WRITTEN TASK: Where a line holds the string "Domain", return that line.

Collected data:
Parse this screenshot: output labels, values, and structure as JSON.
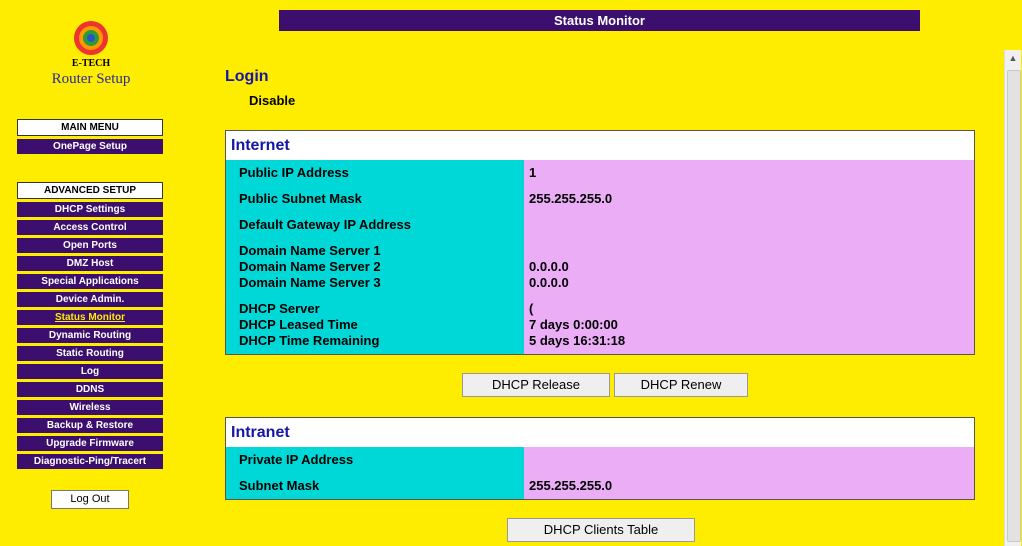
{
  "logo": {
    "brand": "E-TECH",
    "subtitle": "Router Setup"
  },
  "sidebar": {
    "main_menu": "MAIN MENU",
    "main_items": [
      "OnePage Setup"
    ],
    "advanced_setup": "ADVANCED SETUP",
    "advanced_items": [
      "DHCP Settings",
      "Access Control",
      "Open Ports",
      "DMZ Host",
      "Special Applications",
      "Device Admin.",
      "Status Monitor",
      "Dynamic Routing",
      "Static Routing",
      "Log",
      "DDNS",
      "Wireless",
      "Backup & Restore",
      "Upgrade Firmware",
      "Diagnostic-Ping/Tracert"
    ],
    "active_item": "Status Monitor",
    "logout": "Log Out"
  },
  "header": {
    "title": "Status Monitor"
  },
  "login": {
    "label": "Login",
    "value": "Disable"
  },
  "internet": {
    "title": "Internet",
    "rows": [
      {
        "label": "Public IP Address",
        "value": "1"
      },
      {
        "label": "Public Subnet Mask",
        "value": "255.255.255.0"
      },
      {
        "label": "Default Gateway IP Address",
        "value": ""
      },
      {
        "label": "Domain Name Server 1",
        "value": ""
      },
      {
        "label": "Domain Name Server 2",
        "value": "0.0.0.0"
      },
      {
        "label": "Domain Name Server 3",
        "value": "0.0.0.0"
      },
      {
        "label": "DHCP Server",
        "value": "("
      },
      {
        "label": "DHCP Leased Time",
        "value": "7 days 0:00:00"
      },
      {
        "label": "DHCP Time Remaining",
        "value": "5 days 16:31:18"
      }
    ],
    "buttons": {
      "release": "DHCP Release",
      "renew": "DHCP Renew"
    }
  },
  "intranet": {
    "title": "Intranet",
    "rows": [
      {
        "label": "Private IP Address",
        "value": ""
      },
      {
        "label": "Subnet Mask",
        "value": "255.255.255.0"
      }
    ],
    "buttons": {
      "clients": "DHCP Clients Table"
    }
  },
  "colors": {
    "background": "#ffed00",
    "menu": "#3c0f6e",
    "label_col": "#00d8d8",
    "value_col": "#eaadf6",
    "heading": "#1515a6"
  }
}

RESULT OF THE TASK:
        "label": "Domain Name Server 1",
        "label": "Domain Name Server 2",
        "label": "Domain Name Server 3",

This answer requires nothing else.